━━━━━ Text to read
The topology optimization processes may be terminated when a difference of the compared result in the third step is less than a setup value, and return to the first step to calculate the equivalent static loads using the design topology as a new structure to be designed when a difference of the compared result in the third step is greater than a setup value.

In another embodiment of the present invention, in the second step, the objective function may be strain energy, and the constraints may be distribution of the material.

In another embodiment of the present invention, the strain energy may be a function of density and Young's modulus of the material, and the density and Young's modulus of the material may be a function of the design variable.

In another embodiment of the present invention, the third step may include the sub-steps of: comparing the topology of the structure to be designed with the design topology respectively on a basis of each element; calculating a percentage of the elements having the difference of the compared result greater than the setup value; and comparing the calculated percentage with a setup percentage and determining whether to progress or not, wherein, in the sub-step of determining whether to progress or not, the topology optimization processes are terminated when the calculated percentage is less than a setup percentage, and are returned to the first step to calculate the equivalent static loads using the design topology as a new structure to be designed when the calculated percentage is greater than a setup percentage.

In another embodiment of the present invention, in the first step, the equivalent static loads may be calculated by multiplying displacements in all steps of time and a linear stiffness matrix, when the characteristics of the structure is a linear dynamic system, the displacements being calculated by means of an equation of motion of a linear system considering dynamic effects such as an inertia effect and a vibration effect caused by mass.

In another embodiment of the present invention, in the first step, the equivalent static loads may be calculated by multiplying nonlinear nodal displacements calculated using an equilibrium equation of a nonlinear system and a linear stiffness matrix, when the characteristics of the structure is a nonlinear static system.

In another embodiment of the present invention, in the first step, the equivalent static loads may be calculated by multiplying nonlinear displacements in all steps of time and a linear stiffness matrix, when the characteristics of the structure include a nonlinear dynamic system, the nonlinear displacements being calculated by means of an equation of motion of a nonlinear dynamic system considering dynamic effects such as an inertia effect and a vibration effect caused by mass.
━━━━━━━━━━
━━━━━ Extracted records
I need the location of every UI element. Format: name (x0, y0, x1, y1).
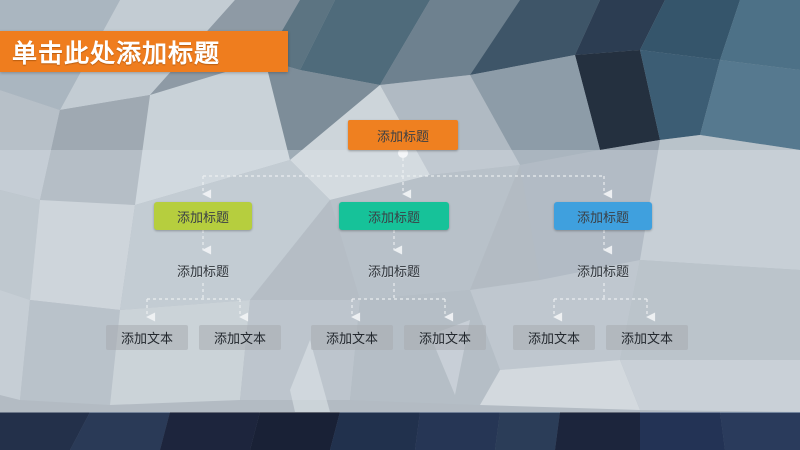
node-leaf-1a[interactable]: 添加文本 (106, 325, 188, 350)
node-root[interactable]: 添加标题 (348, 120, 458, 150)
node-subtitle-2-label: 添加标题 (368, 261, 420, 280)
slide-canvas: 单击此处添加标题 (0, 0, 800, 450)
node-leaf-1a-label: 添加文本 (121, 328, 173, 347)
node-subtitle-2[interactable]: 添加标题 (339, 259, 449, 281)
node-leaf-3a-label: 添加文本 (528, 328, 580, 347)
node-branch-3-label: 添加标题 (577, 207, 629, 226)
node-leaf-2b-label: 添加文本 (419, 328, 471, 347)
node-branch-1[interactable]: 添加标题 (154, 202, 252, 230)
node-branch-3[interactable]: 添加标题 (554, 202, 652, 230)
node-leaf-2a-label: 添加文本 (326, 328, 378, 347)
node-branch-1-label: 添加标题 (177, 207, 229, 226)
node-branch-2-label: 添加标题 (368, 207, 420, 226)
node-leaf-3a[interactable]: 添加文本 (513, 325, 595, 350)
node-subtitle-3[interactable]: 添加标题 (548, 259, 658, 281)
org-chart-diagram: 添加标题 添加标题 添加标题 添加标题 添加标题 添加标题 添加标题 添加文本 … (0, 0, 800, 450)
node-root-label: 添加标题 (377, 126, 429, 145)
node-leaf-3b[interactable]: 添加文本 (606, 325, 688, 350)
node-leaf-3b-label: 添加文本 (621, 328, 673, 347)
node-branch-2[interactable]: 添加标题 (339, 202, 449, 230)
node-leaf-2b[interactable]: 添加文本 (404, 325, 486, 350)
node-subtitle-1[interactable]: 添加标题 (148, 259, 258, 281)
node-subtitle-1-label: 添加标题 (177, 261, 229, 280)
node-subtitle-3-label: 添加标题 (577, 261, 629, 280)
node-leaf-1b-label: 添加文本 (214, 328, 266, 347)
node-leaf-1b[interactable]: 添加文本 (199, 325, 281, 350)
node-leaf-2a[interactable]: 添加文本 (311, 325, 393, 350)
━━━━━━━━━━
Written tasks
a. Repeat, word for word, the passage on topology optimization from "The topology optimization processes may" up to and including "of the material.".
b. Write what follows the last sentence of the topology optimization passage.

Responses to the exercise
a.
The topology optimization processes may be terminated when a difference of the compared result in the third step is less than a setup value, and return to the first step to calculate the equivalent static loads using the design topology as a new structure to be designed when a difference of the compared result in the third step is greater than a setup value.

In another embodiment of the present invention, in the second step, the objective function may be strain energy, and the constraints may be distribution of the material.

b.
According to embodiments of the present invention, the equivalent static loads calculated by reflecting environmental features of various systems are used. Thereby, topology optimization can be performed using an analysis method of a linear static system. Thus, topology optimization can be applied to almost all systems. Further, topology optimization remarkably reduces a number of times analysis is performed and considers many design variables, thereby obtaining an accurate solution.

In addition, information errors of finite elements accompanied with the topology optimization of a nonlinear system can be completely prevented.

Additional advantages, objects, and features of the invention will be set forth in part in the description which follows and in part will become apparent to those having ordinary skill in the art upon examination of the following or may be learned from practice of the invention. The objectives and other advantages of the invention may be realized and attained by the structure particularly pointed out in the written description and claims hereof as well as the appended drawings.

It is to be understood that both the foregoing general description and the following detailed description of the present invention are exemplary and explanatory, and are intended to provide further explanation of the invention as claimed.

The above and other objects, features and advantages of the present invention will be more clearly understood from the following detailed description when taken in conjunction with the accompanying drawings, in which:

FIG. 1 is a flow chart illustrating a topology optimization method using equivalent static loads according to an embodiment of the present invention; and

FIG. 2 illustrates the concepts of size, shape and topology optimization.

Reference will now be made in greater detail to exemplary embodiments of the invention with reference to the accompanying drawings.

FIG. 1 is a flow chart illustrating a topology optimization method using equivalent static loads according to an embodiment of the present invention.

First, equivalent static loads are calculated on the basis of characteristics of a structure to be designed (step **1**).

The equivalent static load refers to a load in a static linear system that generates a response identical to that represented in a dynamic system. A paper of “numerical optimization of a dynamic system using equivalent static loads” has been initially issued in 2000 by the inventors of the present invention. Afterwards, numerical and shape optimization using equivalent static loads in various systems have been issued through famous academic journals at home and abroad. However, no research has been issued in connection with topology optimization using equivalent static loads. A method of obtaining equivalent static loads in a system having various characteristics is equal to that of the paper issued by the inventors of the present invention, and so its description will be described below.

A design topology is derived using the equivalent static loads as multiple loading conditions (step **2**).

All problems of optimization can be expressed to find design variables of an objective function having a minimum value in consideration of constraints in a given design domain. This optimization uses sensitivity analysis in the process of finding a design value. The purpose of the sensitivity analysis is to evaluate influences of the objective function and constraints depending on a change in design variables. Thus, as the number of design variables increases, the amount of the sensitivity analysis increases. As such, it is very difficult to perform topology optimization having a large number of design variables by using sensitivity analysis.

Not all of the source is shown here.